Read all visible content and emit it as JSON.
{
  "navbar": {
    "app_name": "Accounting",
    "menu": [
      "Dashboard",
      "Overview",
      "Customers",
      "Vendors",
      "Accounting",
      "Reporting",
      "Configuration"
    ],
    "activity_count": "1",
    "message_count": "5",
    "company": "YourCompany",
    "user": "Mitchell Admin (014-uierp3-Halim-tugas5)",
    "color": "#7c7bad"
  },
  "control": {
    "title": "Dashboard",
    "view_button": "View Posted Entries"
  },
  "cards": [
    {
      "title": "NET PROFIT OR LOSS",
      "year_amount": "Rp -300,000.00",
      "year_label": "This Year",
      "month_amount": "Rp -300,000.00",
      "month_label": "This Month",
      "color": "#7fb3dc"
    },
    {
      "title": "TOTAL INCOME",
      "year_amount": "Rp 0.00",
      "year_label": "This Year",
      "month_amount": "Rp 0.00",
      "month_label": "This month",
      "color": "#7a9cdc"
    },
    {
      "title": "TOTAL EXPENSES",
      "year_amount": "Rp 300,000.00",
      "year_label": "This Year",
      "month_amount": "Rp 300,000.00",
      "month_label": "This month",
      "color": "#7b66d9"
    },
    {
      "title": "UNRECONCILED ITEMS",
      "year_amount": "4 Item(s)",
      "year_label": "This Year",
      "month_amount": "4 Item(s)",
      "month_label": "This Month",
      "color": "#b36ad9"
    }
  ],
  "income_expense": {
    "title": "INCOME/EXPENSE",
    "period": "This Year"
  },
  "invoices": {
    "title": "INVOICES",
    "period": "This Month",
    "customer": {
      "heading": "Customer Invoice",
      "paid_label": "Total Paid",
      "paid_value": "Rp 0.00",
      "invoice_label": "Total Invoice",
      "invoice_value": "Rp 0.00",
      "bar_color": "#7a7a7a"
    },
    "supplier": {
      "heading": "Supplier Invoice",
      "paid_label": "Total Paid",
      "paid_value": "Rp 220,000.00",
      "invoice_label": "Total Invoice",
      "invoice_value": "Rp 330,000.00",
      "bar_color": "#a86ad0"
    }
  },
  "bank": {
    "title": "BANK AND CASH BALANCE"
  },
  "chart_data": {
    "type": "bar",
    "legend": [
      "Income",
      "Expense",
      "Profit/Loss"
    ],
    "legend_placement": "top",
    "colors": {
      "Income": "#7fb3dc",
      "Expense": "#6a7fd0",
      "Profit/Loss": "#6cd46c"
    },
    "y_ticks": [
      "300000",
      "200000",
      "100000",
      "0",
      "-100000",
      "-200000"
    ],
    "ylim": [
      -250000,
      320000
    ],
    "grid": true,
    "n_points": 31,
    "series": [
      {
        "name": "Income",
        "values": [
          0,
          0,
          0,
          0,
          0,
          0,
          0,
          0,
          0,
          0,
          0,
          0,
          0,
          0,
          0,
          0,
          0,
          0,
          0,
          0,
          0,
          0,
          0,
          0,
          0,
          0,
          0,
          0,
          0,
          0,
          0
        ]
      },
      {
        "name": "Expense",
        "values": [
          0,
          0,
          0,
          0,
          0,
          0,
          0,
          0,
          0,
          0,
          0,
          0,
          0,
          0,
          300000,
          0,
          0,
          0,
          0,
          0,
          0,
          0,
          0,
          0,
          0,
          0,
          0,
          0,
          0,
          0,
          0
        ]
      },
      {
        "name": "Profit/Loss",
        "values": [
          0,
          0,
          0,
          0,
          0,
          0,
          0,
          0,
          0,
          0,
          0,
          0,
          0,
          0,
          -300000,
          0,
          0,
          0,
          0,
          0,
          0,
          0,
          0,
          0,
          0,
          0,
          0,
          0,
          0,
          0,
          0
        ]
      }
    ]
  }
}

::::

* _THE EXERCISE_
Without changing a word, restate the whole listing.

* _EXERCISE OUTPUT_
Read all visible content and emit it as JSON.
{
  "navbar": {
    "app_name": "Accounting",
    "menu": [
      "Dashboard",
      "Overview",
      "Customers",
      "Vendors",
      "Accounting",
      "Reporting",
      "Configuration"
    ],
    "activity_count": "1",
    "message_count": "5",
    "company": "YourCompany",
    "user": "Mitchell Admin (014-uierp3-Halim-tugas5)",
    "color": "#7c7bad"
  },
  "control": {
    "title": "Dashboard",
    "view_button": "View Posted Entries"
  },
  "cards": [
    {
      "title": "NET PROFIT OR LOSS",
      "year_amount": "Rp -300,000.00",
      "year_label": "This Year",
      "month_amount": "Rp -300,000.00",
      "month_label": "This Month",
      "color": "#7fb3dc"
    },
    {
      "title": "TOTAL INCOME",
      "year_amount": "Rp 0.00",
      "year_label": "This Year",
      "month_amount": "Rp 0.00",
      "month_label": "This month",
      "color": "#7a9cdc"
    },
    {
      "title": "TOTAL EXPENSES",
      "year_amount": "Rp 300,000.00",
      "year_label": "This Year",
      "month_amount": "Rp 300,000.00",
      "month_label": "This month",
      "color": "#7b66d9"
    },
    {
      "title": "UNRECONCILED ITEMS",
      "year_amount": "4 Item(s)",
      "year_label": "This Year",
      "month_amount": "4 Item(s)",
      "month_label": "This Month",
      "color": "#b36ad9"
    }
  ],
  "income_expense": {
    "title": "INCOME/EXPENSE",
    "period": "This Year"
  },
  "invoices": {
    "title": "INVOICES",
    "period": "This Month",
    "customer": {
      "heading": "Customer Invoice",
      "paid_label": "Total Paid",
      "paid_value": "Rp 0.00",
      "invoice_label": "Total Invoice",
      "invoice_value": "Rp 0.00",
      "bar_color": "#7a7a7a"
    },
    "supplier": {
      "heading": "Supplier Invoice",
      "paid_label": "Total Paid",
      "paid_value": "Rp 220,000.00",
      "invoice_label": "Total Invoice",
      "invoice_value": "Rp 330,000.00",
      "bar_color": "#a86ad0"
    }
  },
  "bank": {
    "title": "BANK AND CASH BALANCE"
  },
  "chart_data": {
    "type": "bar",
    "legend": [
      "Income",
      "Expense",
      "Profit/Loss"
    ],
    "legend_placement": "top",
    "colors": {
      "Income": "#7fb3dc",
      "Expense": "#6a7fd0",
      "Profit/Loss": "#6cd46c"
    },
    "y_ticks": [
      "300000",
      "200000",
      "100000",
      "0",
      "-100000",
      "-200000"
    ],
    "ylim": [
      -250000,
      320000
    ],
    "grid": true,
    "n_points": 31,
    "series": [
      {
        "name": "Income",
        "values": [
          0,
          0,
          0,
          0,
          0,
          0,
          0,
          0,
          0,
          0,
          0,
          0,
          0,
          0,
          0,
          0,
          0,
          0,
          0,
          0,
          0,
          0,
          0,
          0,
          0,
          0,
          0,
          0,
          0,
          0,
          0
        ]
      },
      {
        "name": "Expense",
        "values": [
          0,
          0,
          0,
          0,
          0,
          0,
          0,
          0,
          0,
          0,
          0,
          0,
          0,
          0,
          300000,
          0,
          0,
          0,
          0,
          0,
          0,
          0,
          0,
          0,
          0,
          0,
          0,
          0,
          0,
          0,
          0
        ]
      },
      {
        "name": "Profit/Loss",
        "values": [
          0,
          0,
          0,
          0,
          0,
          0,
          0,
          0,
          0,
          0,
          0,
          0,
          0,
          0,
          -300000,
          0,
          0,
          0,
          0,
          0,
          0,
          0,
          0,
          0,
          0,
          0,
          0,
          0,
          0,
          0,
          0
        ]
      }
    ]
  }
}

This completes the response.